## [WHAT THE TASK ASKS]
From the entries provided below, copy each line that contains the word "JSON".

[Stored entries]
—————
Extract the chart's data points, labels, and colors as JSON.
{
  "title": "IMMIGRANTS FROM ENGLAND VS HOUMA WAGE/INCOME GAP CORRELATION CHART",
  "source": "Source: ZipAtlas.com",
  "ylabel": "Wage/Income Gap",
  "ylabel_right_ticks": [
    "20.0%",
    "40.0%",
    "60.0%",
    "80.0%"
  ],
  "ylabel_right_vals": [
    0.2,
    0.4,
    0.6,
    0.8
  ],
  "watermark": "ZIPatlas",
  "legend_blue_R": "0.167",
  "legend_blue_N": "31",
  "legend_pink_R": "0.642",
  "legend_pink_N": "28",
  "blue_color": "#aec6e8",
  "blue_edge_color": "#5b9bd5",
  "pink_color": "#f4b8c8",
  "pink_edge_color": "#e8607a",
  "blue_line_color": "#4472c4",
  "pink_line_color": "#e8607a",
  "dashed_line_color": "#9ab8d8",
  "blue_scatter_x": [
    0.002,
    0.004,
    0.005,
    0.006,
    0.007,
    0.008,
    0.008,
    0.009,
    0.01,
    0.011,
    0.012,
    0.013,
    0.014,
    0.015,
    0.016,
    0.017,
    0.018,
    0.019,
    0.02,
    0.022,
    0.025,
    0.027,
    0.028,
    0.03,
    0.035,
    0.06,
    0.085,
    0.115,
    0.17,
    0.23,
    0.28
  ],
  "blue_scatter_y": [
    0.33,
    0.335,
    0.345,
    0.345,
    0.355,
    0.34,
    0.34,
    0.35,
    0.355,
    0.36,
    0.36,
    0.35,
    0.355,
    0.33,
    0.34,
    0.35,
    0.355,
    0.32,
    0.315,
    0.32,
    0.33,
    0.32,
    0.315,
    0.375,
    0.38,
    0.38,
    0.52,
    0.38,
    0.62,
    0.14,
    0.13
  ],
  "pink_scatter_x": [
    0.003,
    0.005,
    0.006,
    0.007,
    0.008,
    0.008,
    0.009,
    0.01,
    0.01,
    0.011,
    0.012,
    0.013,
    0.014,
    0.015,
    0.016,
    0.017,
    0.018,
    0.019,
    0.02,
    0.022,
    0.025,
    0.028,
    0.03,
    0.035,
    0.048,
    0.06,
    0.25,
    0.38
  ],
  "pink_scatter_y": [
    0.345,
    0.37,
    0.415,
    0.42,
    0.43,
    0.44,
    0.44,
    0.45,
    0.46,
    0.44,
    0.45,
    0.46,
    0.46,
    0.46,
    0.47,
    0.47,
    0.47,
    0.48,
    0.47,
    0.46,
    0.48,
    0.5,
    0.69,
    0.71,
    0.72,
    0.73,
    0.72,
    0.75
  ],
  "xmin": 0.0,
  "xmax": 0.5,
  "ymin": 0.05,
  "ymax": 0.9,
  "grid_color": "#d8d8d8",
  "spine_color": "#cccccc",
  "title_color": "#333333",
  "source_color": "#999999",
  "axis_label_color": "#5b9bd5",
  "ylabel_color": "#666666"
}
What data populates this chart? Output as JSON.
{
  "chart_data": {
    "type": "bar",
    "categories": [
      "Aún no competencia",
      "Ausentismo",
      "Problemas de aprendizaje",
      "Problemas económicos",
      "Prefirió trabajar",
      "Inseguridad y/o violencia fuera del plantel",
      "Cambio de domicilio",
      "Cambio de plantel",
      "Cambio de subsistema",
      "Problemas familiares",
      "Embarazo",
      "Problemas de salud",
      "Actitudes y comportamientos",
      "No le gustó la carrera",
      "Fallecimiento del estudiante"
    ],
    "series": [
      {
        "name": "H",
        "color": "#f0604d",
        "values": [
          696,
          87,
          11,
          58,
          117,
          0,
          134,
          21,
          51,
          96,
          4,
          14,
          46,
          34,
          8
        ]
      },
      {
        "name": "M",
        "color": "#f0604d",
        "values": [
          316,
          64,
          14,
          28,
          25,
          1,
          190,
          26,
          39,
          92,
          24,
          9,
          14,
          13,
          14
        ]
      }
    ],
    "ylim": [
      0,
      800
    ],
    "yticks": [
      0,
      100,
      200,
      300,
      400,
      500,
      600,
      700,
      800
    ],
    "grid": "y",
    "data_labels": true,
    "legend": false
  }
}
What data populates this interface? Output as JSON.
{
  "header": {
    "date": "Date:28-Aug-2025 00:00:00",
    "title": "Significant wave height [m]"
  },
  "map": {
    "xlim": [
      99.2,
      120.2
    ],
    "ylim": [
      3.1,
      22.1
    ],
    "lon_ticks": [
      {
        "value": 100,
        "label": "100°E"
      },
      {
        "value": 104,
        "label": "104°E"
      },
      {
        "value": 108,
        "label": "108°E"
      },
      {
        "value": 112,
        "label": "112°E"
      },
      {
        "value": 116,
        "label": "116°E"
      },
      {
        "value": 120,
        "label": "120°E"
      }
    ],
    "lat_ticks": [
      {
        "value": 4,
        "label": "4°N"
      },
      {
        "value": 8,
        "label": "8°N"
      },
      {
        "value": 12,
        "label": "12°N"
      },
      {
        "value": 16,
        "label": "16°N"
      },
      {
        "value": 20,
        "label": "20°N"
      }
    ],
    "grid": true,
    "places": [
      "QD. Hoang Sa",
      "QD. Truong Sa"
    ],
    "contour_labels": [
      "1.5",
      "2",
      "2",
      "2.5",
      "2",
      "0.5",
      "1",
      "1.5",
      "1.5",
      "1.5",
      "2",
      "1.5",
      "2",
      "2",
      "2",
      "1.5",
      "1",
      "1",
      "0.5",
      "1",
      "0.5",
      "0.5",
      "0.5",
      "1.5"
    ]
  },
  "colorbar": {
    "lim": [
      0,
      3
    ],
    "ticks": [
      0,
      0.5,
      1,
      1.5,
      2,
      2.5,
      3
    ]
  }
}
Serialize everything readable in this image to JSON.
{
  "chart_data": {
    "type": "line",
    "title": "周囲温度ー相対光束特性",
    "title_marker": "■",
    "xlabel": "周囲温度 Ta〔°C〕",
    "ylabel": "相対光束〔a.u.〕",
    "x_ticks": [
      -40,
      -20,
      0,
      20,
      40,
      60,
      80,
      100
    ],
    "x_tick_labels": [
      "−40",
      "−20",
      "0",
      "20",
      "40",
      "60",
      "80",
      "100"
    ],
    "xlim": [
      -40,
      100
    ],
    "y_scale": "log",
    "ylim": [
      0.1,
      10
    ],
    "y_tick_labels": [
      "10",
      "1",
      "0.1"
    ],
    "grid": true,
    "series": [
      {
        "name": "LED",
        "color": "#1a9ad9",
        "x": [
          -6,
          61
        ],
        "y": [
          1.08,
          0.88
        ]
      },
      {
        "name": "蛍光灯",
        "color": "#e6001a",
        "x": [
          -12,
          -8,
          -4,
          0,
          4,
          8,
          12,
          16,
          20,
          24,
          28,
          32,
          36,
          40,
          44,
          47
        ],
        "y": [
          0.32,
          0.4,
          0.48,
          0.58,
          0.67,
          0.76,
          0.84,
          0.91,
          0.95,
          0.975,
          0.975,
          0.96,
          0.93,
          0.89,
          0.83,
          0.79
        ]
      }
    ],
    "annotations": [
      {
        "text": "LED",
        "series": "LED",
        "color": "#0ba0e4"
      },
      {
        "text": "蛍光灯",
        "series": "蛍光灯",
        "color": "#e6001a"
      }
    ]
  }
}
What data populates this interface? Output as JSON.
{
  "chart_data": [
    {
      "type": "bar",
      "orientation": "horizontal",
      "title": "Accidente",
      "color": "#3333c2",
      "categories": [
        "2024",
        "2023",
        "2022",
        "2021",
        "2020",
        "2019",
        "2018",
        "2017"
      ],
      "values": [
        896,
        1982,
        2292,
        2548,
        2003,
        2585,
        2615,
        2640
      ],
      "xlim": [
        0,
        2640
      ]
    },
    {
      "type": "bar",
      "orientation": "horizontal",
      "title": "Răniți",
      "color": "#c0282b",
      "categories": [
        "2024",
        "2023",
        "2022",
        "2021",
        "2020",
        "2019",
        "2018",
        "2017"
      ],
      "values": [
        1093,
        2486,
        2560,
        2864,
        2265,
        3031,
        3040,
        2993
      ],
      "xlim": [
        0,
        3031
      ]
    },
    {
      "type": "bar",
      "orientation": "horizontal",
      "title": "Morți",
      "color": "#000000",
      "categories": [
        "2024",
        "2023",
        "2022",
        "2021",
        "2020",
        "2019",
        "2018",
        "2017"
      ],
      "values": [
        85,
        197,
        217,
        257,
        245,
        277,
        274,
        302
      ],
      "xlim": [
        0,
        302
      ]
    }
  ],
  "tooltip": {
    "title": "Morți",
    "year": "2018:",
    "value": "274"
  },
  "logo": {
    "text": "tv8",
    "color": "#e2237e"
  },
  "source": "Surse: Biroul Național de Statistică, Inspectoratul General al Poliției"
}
—————
## [TASK RESPONSE]
Extract the chart's data points, labels, and colors as JSON.
What data populates this chart? Output as JSON.
What data populates this interface? Output as JSON.
Serialize everything readable in this image to JSON.
What data populates this interface? Output as JSON.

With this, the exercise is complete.